▸ Some records
/---

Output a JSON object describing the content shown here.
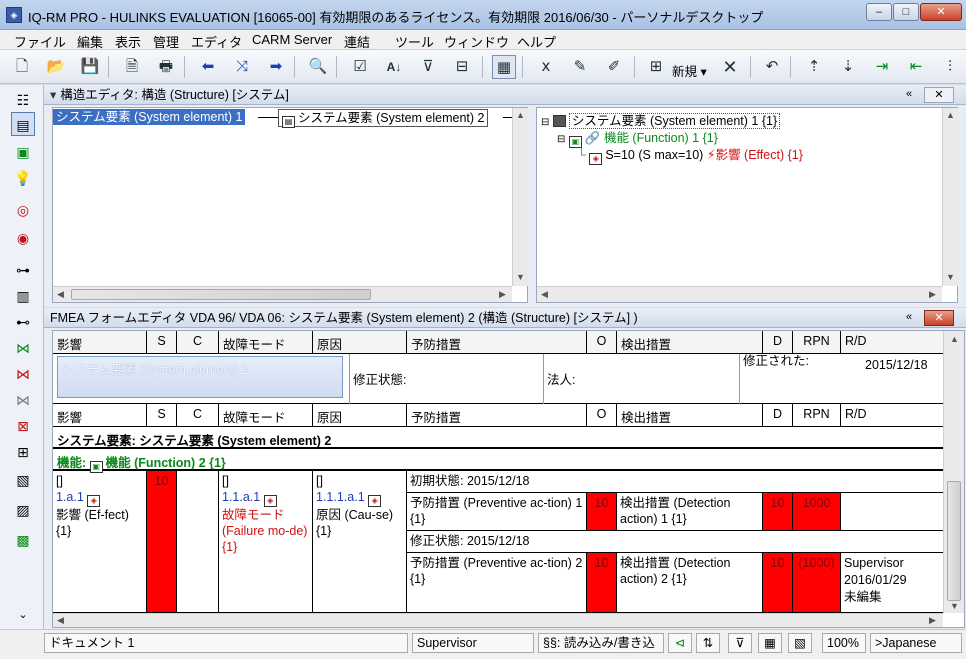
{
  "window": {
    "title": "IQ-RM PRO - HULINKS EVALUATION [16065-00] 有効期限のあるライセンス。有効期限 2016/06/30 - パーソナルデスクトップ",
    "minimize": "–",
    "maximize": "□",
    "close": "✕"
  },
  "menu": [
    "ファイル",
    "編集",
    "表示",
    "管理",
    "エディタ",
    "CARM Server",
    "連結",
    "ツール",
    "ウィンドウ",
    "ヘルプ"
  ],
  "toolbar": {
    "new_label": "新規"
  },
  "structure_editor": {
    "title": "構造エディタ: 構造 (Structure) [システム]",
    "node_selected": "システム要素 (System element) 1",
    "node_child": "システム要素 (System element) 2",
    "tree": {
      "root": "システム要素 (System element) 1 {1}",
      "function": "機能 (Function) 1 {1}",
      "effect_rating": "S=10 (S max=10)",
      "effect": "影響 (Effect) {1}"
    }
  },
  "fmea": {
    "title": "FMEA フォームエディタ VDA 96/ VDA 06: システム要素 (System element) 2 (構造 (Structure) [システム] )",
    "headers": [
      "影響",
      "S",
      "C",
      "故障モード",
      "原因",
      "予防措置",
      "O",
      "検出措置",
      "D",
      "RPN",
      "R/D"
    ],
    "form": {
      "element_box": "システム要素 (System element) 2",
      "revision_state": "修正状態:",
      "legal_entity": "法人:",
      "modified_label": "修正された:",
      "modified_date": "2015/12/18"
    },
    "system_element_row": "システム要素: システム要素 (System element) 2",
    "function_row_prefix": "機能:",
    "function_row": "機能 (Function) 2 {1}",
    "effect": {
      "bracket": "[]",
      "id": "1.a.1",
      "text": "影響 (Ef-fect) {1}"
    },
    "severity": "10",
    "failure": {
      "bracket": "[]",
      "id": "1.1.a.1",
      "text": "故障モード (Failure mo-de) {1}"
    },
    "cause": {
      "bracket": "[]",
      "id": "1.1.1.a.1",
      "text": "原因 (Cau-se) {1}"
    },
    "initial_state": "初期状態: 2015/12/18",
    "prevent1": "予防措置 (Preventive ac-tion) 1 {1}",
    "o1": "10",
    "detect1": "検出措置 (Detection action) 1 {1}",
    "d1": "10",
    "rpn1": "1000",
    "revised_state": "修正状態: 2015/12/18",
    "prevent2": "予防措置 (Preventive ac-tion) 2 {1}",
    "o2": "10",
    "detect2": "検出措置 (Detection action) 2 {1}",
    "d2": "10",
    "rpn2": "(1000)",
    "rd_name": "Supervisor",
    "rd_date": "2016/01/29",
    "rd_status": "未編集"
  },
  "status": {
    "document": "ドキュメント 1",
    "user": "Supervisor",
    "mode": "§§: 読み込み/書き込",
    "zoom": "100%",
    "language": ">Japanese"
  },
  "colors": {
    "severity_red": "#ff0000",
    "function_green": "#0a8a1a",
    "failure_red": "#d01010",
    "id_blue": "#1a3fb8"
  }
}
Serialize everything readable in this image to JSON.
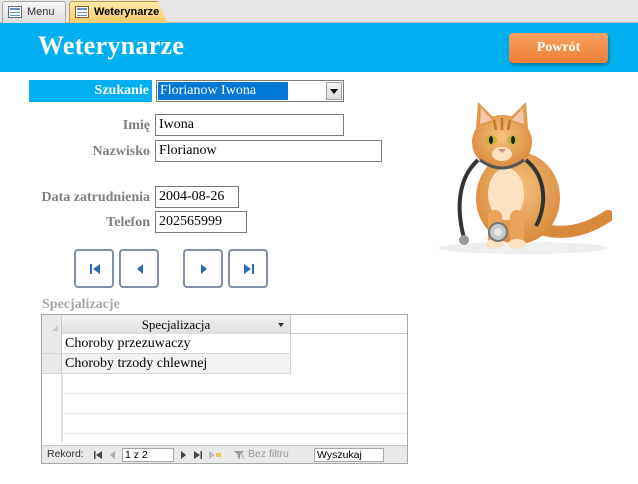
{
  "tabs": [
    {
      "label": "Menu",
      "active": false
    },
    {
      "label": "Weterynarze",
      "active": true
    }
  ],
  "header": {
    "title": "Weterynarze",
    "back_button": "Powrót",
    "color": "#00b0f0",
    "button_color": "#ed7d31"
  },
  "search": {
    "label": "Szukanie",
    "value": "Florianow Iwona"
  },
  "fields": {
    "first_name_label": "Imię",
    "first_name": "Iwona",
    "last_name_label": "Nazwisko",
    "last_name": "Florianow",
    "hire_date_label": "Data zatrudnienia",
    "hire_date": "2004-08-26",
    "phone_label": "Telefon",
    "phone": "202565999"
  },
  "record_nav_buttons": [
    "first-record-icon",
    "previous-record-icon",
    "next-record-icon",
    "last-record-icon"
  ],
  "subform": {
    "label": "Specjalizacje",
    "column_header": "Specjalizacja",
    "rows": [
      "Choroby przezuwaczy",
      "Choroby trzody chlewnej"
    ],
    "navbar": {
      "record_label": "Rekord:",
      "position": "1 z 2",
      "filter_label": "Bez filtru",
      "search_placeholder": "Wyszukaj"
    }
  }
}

\---
/---

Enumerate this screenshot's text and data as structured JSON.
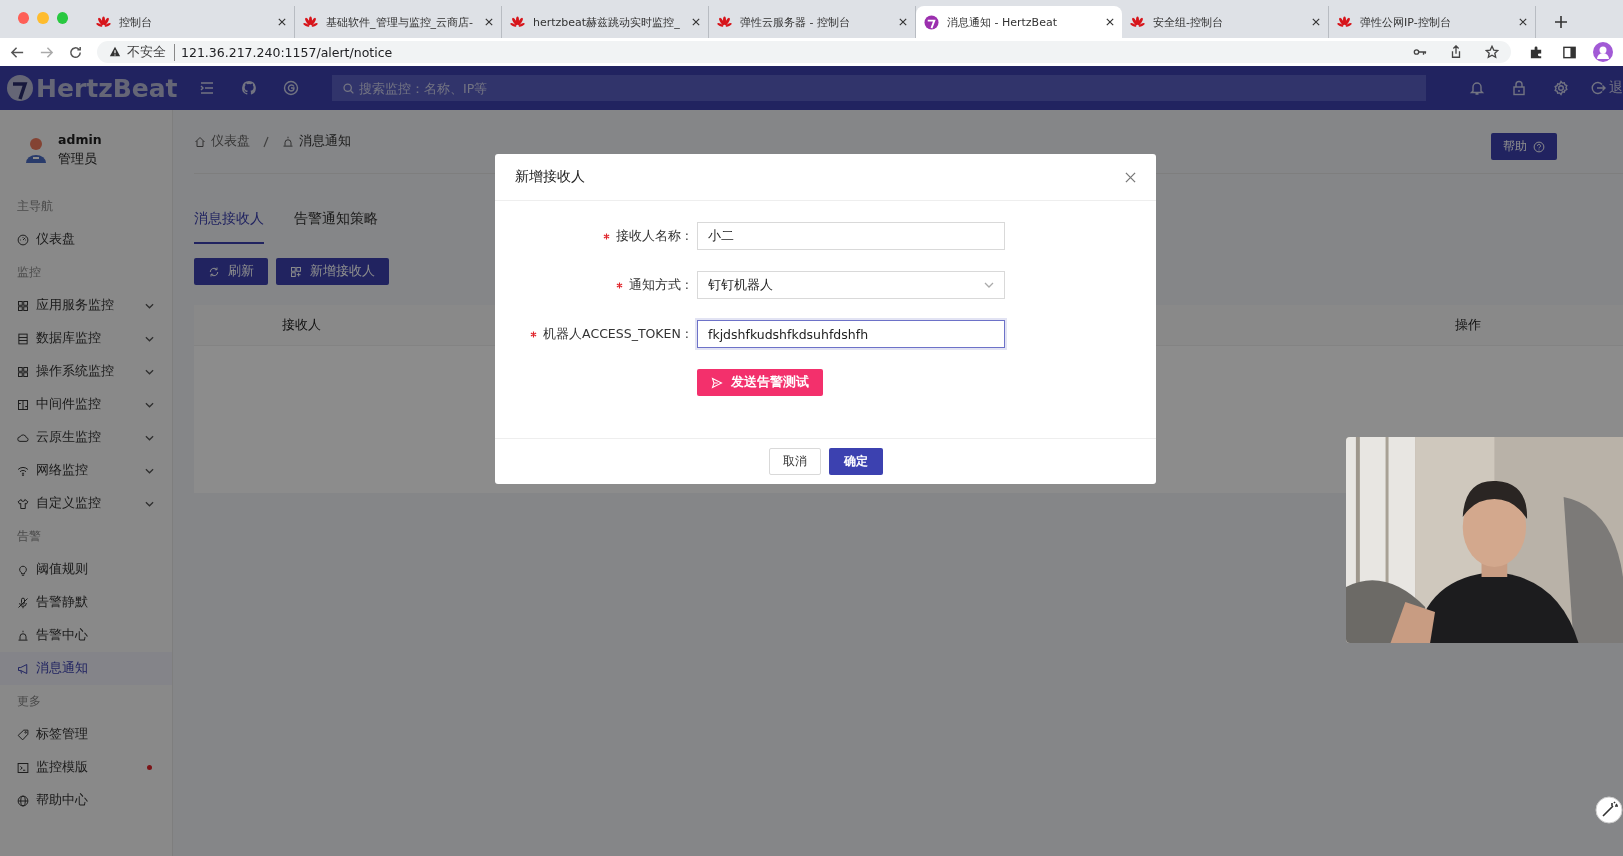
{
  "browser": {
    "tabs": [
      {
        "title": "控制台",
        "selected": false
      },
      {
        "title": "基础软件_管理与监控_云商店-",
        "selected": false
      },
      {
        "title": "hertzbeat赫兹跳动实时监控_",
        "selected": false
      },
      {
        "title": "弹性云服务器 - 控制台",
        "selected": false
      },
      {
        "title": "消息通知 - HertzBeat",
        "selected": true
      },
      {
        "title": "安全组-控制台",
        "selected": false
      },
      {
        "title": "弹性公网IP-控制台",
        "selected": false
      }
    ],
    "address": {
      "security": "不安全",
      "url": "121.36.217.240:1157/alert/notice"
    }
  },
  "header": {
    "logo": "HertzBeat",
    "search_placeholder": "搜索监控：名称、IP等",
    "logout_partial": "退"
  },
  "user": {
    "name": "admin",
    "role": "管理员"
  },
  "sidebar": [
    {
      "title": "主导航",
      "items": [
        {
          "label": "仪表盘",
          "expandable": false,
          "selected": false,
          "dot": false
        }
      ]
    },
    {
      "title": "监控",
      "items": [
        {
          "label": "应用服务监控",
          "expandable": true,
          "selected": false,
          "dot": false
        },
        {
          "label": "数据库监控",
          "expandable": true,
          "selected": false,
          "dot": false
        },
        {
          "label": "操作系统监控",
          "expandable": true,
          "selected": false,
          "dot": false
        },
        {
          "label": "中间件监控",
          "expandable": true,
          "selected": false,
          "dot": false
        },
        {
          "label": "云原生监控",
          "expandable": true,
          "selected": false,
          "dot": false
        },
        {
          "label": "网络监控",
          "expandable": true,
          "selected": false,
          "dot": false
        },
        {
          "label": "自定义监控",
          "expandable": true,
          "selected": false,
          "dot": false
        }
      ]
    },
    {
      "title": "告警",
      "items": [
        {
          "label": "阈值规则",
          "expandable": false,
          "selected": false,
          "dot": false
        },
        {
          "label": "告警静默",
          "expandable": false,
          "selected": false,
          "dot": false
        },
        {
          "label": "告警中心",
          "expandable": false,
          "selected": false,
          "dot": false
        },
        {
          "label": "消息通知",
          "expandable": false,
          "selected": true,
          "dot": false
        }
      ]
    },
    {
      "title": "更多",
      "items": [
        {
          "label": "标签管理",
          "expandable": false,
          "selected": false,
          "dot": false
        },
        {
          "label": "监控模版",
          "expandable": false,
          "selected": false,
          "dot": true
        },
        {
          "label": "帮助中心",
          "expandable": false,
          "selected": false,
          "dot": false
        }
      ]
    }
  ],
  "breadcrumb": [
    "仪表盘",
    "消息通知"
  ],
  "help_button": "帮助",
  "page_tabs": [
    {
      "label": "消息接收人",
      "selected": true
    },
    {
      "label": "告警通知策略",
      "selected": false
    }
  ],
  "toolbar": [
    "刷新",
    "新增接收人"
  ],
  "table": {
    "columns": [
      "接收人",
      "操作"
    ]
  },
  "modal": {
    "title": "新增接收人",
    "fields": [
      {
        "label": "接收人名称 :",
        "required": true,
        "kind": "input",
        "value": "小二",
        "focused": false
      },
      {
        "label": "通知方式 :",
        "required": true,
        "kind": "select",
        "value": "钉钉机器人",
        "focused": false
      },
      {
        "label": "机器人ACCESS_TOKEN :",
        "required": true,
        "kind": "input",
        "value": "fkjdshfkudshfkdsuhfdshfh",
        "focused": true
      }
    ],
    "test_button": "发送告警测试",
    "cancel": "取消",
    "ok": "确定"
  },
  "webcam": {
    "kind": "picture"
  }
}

\---

▸ STATED GOAL
Identify lines with the string "Iwona". Copy each one.

▸ WRITTEN RESPONSE
    "value": "Florianow Iwona"
    "first_name": "Iwona",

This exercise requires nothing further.